Aim of the task: Each record below should be repeated precisely as written.

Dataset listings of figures
════════════════════

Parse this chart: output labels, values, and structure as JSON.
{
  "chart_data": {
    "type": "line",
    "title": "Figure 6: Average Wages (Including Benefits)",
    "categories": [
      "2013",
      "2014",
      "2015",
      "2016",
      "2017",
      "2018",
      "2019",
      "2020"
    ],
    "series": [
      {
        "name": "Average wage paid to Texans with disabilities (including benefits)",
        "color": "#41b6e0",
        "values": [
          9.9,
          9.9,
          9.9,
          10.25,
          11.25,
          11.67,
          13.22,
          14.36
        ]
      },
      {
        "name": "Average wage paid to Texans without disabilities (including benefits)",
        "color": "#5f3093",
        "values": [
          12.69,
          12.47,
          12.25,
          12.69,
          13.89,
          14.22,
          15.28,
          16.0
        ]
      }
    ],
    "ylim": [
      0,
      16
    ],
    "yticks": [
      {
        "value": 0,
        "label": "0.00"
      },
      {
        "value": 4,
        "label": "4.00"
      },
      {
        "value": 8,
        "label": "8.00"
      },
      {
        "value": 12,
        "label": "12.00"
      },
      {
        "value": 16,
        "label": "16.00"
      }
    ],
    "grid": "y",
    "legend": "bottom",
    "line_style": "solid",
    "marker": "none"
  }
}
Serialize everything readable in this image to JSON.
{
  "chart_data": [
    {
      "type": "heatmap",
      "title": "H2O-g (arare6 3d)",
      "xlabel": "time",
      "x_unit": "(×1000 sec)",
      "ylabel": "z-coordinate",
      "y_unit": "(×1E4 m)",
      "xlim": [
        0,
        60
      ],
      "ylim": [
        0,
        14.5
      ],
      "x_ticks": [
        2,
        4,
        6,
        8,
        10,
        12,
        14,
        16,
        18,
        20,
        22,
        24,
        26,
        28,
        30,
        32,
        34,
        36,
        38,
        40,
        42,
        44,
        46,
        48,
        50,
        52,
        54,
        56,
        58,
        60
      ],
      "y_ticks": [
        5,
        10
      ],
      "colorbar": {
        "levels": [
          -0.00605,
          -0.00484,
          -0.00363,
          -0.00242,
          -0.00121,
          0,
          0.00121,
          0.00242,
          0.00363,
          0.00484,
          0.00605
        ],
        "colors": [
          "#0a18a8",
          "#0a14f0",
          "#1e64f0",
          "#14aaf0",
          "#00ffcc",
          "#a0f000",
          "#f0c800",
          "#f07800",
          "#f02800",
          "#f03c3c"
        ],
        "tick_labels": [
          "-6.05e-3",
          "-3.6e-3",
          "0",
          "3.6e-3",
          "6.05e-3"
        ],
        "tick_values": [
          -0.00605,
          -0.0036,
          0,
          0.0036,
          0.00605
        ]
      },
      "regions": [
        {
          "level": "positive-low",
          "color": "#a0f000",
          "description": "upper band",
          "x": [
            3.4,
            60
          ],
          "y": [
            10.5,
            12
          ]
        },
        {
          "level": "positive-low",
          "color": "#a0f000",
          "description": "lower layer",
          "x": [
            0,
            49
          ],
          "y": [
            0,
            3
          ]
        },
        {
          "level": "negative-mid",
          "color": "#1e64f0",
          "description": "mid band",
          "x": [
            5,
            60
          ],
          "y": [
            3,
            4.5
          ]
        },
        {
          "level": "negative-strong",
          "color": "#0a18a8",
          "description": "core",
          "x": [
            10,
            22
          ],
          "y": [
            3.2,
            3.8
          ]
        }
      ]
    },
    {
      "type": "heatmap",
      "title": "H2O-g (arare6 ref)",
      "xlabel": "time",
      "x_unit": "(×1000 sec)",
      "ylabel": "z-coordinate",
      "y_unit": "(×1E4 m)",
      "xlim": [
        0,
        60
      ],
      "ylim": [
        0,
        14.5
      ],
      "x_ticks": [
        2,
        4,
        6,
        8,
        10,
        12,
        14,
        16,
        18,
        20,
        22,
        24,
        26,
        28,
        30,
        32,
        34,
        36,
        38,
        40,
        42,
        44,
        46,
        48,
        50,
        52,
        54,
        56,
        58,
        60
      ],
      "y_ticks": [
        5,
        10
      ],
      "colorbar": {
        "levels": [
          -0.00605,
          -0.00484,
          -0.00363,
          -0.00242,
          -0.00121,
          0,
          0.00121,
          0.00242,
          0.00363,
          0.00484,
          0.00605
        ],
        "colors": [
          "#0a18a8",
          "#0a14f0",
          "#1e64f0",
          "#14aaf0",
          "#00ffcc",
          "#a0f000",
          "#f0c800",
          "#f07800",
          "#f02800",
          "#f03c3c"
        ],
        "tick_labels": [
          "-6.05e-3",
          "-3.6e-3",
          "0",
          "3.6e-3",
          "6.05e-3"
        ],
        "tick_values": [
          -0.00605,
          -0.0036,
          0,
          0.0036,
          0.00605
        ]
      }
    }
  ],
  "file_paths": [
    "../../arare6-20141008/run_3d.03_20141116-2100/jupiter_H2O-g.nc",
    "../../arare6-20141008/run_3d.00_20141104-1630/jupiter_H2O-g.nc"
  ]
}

════════════════════

Result of the task:
Parse this chart: output labels, values, and structure as JSON.
{
  "chart_data": {
    "type": "line",
    "title": "Figure 6: Average Wages (Including Benefits)",
    "categories": [
      "2013",
      "2014",
      "2015",
      "2016",
      "2017",
      "2018",
      "2019",
      "2020"
    ],
    "series": [
      {
        "name": "Average wage paid to Texans with disabilities (including benefits)",
        "color": "#41b6e0",
        "values": [
          9.9,
          9.9,
          9.9,
          10.25,
          11.25,
          11.67,
          13.22,
          14.36
        ]
      },
      {
        "name": "Average wage paid to Texans without disabilities (including benefits)",
        "color": "#5f3093",
        "values": [
          12.69,
          12.47,
          12.25,
          12.69,
          13.89,
          14.22,
          15.28,
          16.0
        ]
      }
    ],
    "ylim": [
      0,
      16
    ],
    "yticks": [
      {
        "value": 0,
        "label": "0.00"
      },
      {
        "value": 4,
        "label": "4.00"
      },
      {
        "value": 8,
        "label": "8.00"
      },
      {
        "value": 12,
        "label": "12.00"
      },
      {
        "value": 16,
        "label": "16.00"
      }
    ],
    "grid": "y",
    "legend": "bottom",
    "line_style": "solid",
    "marker": "none"
  }
}
Serialize everything readable in this image to JSON.
{
  "chart_data": [
    {
      "type": "heatmap",
      "title": "H2O-g (arare6 3d)",
      "xlabel": "time",
      "x_unit": "(×1000 sec)",
      "ylabel": "z-coordinate",
      "y_unit": "(×1E4 m)",
      "xlim": [
        0,
        60
      ],
      "ylim": [
        0,
        14.5
      ],
      "x_ticks": [
        2,
        4,
        6,
        8,
        10,
        12,
        14,
        16,
        18,
        20,
        22,
        24,
        26,
        28,
        30,
        32,
        34,
        36,
        38,
        40,
        42,
        44,
        46,
        48,
        50,
        52,
        54,
        56,
        58,
        60
      ],
      "y_ticks": [
        5,
        10
      ],
      "colorbar": {
        "levels": [
          -0.00605,
          -0.00484,
          -0.00363,
          -0.00242,
          -0.00121,
          0,
          0.00121,
          0.00242,
          0.00363,
          0.00484,
          0.00605
        ],
        "colors": [
          "#0a18a8",
          "#0a14f0",
          "#1e64f0",
          "#14aaf0",
          "#00ffcc",
          "#a0f000",
          "#f0c800",
          "#f07800",
          "#f02800",
          "#f03c3c"
        ],
        "tick_labels": [
          "-6.05e-3",
          "-3.6e-3",
          "0",
          "3.6e-3",
          "6.05e-3"
        ],
        "tick_values": [
          -0.00605,
          -0.0036,
          0,
          0.0036,
          0.00605
        ]
      },
      "regions": [
        {
          "level": "positive-low",
          "color": "#a0f000",
          "description": "upper band",
          "x": [
            3.4,
            60
          ],
          "y": [
            10.5,
            12
          ]
        },
        {
          "level": "positive-low",
          "color": "#a0f000",
          "description": "lower layer",
          "x": [
            0,
            49
          ],
          "y": [
            0,
            3
          ]
        },
        {
          "level": "negative-mid",
          "color": "#1e64f0",
          "description": "mid band",
          "x": [
            5,
            60
          ],
          "y": [
            3,
            4.5
          ]
        },
        {
          "level": "negative-strong",
          "color": "#0a18a8",
          "description": "core",
          "x": [
            10,
            22
          ],
          "y": [
            3.2,
            3.8
          ]
        }
      ]
    },
    {
      "type": "heatmap",
      "title": "H2O-g (arare6 ref)",
      "xlabel": "time",
      "x_unit": "(×1000 sec)",
      "ylabel": "z-coordinate",
      "y_unit": "(×1E4 m)",
      "xlim": [
        0,
        60
      ],
      "ylim": [
        0,
        14.5
      ],
      "x_ticks": [
        2,
        4,
        6,
        8,
        10,
        12,
        14,
        16,
        18,
        20,
        22,
        24,
        26,
        28,
        30,
        32,
        34,
        36,
        38,
        40,
        42,
        44,
        46,
        48,
        50,
        52,
        54,
        56,
        58,
        60
      ],
      "y_ticks": [
        5,
        10
      ],
      "colorbar": {
        "levels": [
          -0.00605,
          -0.00484,
          -0.00363,
          -0.00242,
          -0.00121,
          0,
          0.00121,
          0.00242,
          0.00363,
          0.00484,
          0.00605
        ],
        "colors": [
          "#0a18a8",
          "#0a14f0",
          "#1e64f0",
          "#14aaf0",
          "#00ffcc",
          "#a0f000",
          "#f0c800",
          "#f07800",
          "#f02800",
          "#f03c3c"
        ],
        "tick_labels": [
          "-6.05e-3",
          "-3.6e-3",
          "0",
          "3.6e-3",
          "6.05e-3"
        ],
        "tick_values": [
          -0.00605,
          -0.0036,
          0,
          0.0036,
          0.00605
        ]
      }
    }
  ],
  "file_paths": [
    "../../arare6-20141008/run_3d.03_20141116-2100/jupiter_H2O-g.nc",
    "../../arare6-20141008/run_3d.00_20141104-1630/jupiter_H2O-g.nc"
  ]
}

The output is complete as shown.